▶ [Challenge] In the records that follow, locate every line with "this" and extract it.

▶ [Extracts from a graphics dataset]
┄┄┄┄┄┄┄┄┄┄┄┄┄┄┄┄┄┄┄┄

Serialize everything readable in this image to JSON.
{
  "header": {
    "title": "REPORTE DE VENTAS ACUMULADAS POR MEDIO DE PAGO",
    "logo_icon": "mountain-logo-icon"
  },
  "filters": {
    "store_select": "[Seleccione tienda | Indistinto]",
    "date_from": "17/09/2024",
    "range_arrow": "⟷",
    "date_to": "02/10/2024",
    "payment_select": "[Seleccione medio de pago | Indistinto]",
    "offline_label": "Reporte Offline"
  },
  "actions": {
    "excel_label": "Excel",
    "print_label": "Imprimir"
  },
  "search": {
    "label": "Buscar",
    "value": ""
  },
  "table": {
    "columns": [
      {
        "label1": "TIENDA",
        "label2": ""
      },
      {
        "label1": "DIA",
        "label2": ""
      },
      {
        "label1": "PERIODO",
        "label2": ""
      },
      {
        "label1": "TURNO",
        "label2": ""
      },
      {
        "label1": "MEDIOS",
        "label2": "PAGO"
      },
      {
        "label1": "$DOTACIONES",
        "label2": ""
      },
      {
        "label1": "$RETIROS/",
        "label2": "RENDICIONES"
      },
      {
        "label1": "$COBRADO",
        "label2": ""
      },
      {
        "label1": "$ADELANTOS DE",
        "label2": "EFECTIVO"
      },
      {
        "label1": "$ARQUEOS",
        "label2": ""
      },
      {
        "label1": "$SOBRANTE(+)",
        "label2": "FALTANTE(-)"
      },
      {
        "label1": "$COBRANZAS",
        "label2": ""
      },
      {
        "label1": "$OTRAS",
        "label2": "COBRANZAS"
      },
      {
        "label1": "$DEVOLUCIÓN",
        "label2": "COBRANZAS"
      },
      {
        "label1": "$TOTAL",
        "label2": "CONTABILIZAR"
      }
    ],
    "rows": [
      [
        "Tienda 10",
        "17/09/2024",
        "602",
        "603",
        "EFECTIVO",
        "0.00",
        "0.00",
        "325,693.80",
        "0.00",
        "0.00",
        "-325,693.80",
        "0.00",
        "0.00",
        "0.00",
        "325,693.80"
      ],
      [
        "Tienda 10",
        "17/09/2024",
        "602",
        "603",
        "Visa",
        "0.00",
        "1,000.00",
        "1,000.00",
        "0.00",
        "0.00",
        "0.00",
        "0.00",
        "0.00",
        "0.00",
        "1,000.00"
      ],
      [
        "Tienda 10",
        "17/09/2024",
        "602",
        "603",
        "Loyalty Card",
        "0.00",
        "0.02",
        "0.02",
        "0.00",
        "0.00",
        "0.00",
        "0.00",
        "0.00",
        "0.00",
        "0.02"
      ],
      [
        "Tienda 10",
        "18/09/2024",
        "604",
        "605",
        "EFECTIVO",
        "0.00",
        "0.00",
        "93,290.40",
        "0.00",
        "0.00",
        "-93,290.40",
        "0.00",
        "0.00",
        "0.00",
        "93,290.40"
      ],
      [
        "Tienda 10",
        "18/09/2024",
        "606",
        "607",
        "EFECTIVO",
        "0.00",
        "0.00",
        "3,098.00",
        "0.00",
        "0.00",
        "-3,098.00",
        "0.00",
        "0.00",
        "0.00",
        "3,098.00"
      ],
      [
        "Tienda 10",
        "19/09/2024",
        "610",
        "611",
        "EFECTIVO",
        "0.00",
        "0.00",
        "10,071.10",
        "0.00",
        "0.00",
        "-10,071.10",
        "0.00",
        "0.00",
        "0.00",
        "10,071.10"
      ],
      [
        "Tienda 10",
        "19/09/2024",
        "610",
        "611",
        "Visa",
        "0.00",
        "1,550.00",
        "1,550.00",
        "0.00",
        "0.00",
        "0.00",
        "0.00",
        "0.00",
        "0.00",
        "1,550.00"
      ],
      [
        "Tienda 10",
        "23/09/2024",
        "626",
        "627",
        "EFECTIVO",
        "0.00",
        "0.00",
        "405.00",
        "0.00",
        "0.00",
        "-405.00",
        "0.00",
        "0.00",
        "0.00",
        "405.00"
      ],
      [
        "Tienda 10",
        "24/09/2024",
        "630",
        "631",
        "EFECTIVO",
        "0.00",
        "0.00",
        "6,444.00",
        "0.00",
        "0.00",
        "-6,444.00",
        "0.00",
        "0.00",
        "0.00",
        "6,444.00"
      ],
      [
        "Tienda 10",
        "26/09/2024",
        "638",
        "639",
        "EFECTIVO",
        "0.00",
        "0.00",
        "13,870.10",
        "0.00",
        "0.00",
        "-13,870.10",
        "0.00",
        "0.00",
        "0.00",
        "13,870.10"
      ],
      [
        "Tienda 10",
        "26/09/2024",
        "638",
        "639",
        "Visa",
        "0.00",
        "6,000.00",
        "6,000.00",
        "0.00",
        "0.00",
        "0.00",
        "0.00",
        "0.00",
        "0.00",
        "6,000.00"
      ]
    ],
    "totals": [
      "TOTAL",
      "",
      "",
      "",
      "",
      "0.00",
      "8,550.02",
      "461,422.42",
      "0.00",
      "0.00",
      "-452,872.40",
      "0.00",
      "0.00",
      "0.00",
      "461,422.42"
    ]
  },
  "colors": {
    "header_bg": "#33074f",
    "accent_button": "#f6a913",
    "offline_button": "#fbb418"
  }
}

┄┄┄┄┄┄┄┄┄┄┄┄┄┄┄┄┄┄┄┄

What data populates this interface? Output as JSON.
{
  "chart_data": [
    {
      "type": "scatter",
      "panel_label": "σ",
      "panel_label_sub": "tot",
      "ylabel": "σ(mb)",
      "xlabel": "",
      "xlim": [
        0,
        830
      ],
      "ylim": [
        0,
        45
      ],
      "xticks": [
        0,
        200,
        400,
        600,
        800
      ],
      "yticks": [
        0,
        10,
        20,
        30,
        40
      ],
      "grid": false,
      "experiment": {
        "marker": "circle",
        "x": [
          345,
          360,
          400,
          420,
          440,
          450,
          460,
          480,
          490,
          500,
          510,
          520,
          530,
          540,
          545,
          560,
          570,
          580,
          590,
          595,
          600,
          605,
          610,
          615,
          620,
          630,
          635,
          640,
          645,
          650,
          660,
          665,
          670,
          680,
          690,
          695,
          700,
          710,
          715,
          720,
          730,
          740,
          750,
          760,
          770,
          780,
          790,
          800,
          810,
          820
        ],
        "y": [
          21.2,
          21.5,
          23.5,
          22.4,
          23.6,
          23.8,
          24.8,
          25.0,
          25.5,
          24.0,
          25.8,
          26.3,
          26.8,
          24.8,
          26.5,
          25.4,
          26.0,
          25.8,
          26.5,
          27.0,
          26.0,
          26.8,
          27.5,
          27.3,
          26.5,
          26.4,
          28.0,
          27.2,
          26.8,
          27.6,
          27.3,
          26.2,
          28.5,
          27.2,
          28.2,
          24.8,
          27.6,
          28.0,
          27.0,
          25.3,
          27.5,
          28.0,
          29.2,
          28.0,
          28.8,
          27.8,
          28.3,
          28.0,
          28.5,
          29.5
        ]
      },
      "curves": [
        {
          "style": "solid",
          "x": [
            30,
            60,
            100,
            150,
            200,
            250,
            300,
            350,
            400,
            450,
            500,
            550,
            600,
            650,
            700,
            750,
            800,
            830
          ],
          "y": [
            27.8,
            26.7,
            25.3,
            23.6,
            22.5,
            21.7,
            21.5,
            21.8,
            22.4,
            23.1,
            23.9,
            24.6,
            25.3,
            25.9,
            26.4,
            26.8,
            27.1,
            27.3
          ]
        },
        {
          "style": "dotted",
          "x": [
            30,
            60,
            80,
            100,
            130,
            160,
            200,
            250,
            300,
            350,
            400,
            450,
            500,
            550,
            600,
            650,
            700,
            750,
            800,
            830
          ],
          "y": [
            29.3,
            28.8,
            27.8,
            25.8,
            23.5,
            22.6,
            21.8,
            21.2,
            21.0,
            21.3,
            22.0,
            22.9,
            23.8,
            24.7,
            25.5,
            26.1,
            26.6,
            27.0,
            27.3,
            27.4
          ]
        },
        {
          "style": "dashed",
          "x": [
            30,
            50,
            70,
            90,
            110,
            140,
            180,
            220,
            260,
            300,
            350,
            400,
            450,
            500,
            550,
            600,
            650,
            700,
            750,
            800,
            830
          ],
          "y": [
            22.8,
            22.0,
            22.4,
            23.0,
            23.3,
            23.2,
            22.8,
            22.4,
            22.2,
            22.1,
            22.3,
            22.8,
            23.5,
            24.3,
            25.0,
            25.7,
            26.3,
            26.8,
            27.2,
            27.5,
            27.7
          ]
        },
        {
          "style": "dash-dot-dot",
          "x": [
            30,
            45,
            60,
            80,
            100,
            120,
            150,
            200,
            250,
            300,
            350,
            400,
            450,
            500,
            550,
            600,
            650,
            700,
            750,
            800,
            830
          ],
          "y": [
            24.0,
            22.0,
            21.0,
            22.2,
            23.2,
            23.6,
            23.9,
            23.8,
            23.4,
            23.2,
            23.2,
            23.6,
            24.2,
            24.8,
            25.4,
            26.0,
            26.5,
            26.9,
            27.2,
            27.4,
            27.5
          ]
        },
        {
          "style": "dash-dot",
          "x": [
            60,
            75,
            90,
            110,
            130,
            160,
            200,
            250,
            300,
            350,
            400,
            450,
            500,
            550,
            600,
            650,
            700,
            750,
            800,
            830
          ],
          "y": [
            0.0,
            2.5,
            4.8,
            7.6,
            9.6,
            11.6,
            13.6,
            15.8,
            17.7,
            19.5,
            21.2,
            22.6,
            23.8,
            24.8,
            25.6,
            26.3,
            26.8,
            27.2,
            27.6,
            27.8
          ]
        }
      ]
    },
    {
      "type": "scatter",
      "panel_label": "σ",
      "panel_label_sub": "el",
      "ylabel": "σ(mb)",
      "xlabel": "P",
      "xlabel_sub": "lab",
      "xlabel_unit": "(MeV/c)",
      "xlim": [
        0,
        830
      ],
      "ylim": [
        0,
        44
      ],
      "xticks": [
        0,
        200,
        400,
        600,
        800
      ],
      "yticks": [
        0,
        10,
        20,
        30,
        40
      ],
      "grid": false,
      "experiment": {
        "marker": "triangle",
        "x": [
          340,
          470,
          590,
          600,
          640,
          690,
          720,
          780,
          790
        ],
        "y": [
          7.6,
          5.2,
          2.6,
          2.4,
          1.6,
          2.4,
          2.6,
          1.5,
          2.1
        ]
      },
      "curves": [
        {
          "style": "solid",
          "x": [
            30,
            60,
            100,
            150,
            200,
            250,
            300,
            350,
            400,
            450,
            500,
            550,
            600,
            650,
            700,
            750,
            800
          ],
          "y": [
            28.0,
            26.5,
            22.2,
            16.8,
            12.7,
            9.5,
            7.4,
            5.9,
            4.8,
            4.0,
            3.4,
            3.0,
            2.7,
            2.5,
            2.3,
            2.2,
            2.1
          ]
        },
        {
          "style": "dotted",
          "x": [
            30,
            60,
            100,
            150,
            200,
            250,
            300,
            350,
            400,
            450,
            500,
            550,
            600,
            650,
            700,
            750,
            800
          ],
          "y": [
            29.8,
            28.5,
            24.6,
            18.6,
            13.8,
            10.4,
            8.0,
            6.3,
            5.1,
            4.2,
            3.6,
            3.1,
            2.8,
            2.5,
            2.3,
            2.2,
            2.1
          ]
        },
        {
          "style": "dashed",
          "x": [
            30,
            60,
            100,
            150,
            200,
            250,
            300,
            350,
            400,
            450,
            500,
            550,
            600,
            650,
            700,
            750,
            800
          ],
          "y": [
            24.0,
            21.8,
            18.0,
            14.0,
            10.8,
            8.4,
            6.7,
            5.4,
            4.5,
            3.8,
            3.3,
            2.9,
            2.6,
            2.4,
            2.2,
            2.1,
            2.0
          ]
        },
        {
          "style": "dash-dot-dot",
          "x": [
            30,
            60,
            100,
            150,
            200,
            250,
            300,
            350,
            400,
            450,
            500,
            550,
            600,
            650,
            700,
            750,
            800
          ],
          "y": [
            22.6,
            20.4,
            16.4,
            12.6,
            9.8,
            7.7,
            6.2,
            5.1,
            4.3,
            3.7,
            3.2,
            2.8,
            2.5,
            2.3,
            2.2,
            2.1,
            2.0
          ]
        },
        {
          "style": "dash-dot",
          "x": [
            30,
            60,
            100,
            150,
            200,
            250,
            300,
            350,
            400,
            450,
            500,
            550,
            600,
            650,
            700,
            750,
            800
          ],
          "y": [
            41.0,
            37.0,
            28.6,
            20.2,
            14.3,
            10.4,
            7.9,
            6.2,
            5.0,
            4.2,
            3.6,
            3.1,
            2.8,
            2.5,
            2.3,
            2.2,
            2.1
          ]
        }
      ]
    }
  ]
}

┄┄┄┄┄┄┄┄┄┄┄┄┄┄┄┄┄┄┄┄

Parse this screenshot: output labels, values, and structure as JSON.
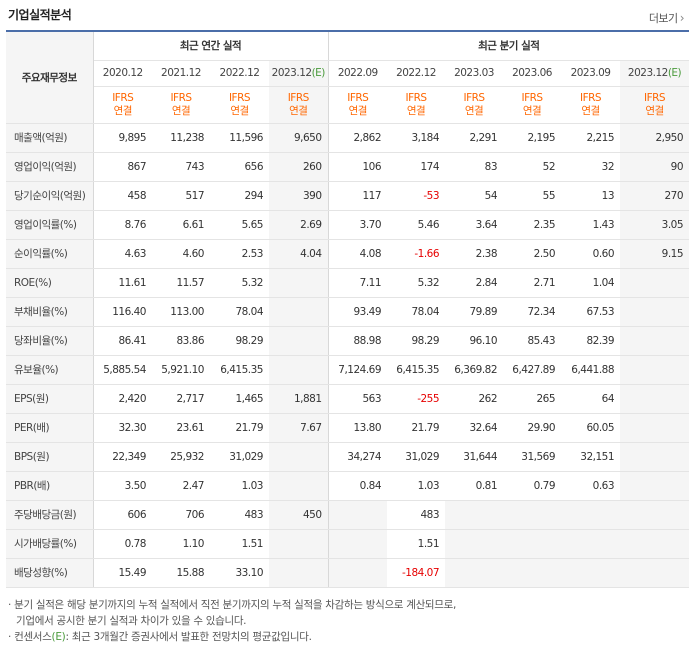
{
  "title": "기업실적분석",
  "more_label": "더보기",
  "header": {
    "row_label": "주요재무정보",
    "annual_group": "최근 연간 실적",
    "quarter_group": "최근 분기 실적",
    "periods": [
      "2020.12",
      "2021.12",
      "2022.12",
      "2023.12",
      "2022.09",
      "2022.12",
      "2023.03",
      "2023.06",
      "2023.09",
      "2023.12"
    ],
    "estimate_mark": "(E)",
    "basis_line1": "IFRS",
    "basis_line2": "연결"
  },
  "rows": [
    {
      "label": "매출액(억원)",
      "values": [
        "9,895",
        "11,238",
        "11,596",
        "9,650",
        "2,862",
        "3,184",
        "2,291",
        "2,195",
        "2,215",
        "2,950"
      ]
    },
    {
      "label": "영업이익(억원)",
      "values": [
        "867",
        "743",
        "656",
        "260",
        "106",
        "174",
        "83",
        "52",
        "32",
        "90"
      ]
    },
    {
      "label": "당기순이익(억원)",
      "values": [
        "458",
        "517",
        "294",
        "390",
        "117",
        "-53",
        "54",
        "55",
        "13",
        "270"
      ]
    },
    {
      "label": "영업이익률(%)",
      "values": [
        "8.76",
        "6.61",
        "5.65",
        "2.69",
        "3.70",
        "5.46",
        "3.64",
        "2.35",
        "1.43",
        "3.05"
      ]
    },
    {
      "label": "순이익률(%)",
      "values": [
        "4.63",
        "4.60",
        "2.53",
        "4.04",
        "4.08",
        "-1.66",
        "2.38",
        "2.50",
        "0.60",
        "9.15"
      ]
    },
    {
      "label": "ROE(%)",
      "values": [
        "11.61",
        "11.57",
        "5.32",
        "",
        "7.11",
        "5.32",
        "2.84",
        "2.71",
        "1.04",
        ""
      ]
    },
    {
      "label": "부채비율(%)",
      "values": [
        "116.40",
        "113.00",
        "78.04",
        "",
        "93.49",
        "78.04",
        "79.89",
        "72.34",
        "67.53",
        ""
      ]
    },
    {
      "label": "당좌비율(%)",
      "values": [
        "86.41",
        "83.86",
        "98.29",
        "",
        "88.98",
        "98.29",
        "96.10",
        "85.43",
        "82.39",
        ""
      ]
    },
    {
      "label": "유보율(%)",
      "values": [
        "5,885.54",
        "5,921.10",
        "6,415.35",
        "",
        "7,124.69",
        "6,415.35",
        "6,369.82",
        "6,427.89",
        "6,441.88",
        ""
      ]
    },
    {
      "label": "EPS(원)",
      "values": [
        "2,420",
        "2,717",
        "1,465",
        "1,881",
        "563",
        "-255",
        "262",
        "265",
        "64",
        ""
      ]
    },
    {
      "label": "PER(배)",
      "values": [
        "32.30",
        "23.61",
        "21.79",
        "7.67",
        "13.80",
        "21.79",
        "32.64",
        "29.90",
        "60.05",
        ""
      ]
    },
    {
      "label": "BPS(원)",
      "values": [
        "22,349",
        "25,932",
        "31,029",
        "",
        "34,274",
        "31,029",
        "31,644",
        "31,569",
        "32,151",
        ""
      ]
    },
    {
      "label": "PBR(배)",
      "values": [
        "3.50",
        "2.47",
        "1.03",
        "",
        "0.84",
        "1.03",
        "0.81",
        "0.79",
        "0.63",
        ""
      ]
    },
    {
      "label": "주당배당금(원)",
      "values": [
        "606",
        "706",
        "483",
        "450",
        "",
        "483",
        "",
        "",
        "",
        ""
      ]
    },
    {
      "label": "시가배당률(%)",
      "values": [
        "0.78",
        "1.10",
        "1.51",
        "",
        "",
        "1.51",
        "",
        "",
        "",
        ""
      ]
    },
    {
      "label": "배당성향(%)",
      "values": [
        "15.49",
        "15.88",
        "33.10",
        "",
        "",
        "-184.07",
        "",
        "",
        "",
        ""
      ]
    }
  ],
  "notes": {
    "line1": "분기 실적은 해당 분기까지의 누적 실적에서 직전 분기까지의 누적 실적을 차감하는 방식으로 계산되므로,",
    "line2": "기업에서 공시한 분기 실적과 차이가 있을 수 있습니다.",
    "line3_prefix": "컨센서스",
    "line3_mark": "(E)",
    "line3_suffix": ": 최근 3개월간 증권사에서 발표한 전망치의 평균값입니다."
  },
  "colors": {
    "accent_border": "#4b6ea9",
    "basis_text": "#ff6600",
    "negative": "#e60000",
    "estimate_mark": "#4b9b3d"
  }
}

┄┄┄┄┄┄┄┄┄┄┄┄┄┄┄┄┄┄┄┄

▶ [Worked answer]
Serialize everything readable in this image to JSON.
What data populates this interface? Output as JSON.
Parse this screenshot: output labels, values, and structure as JSON.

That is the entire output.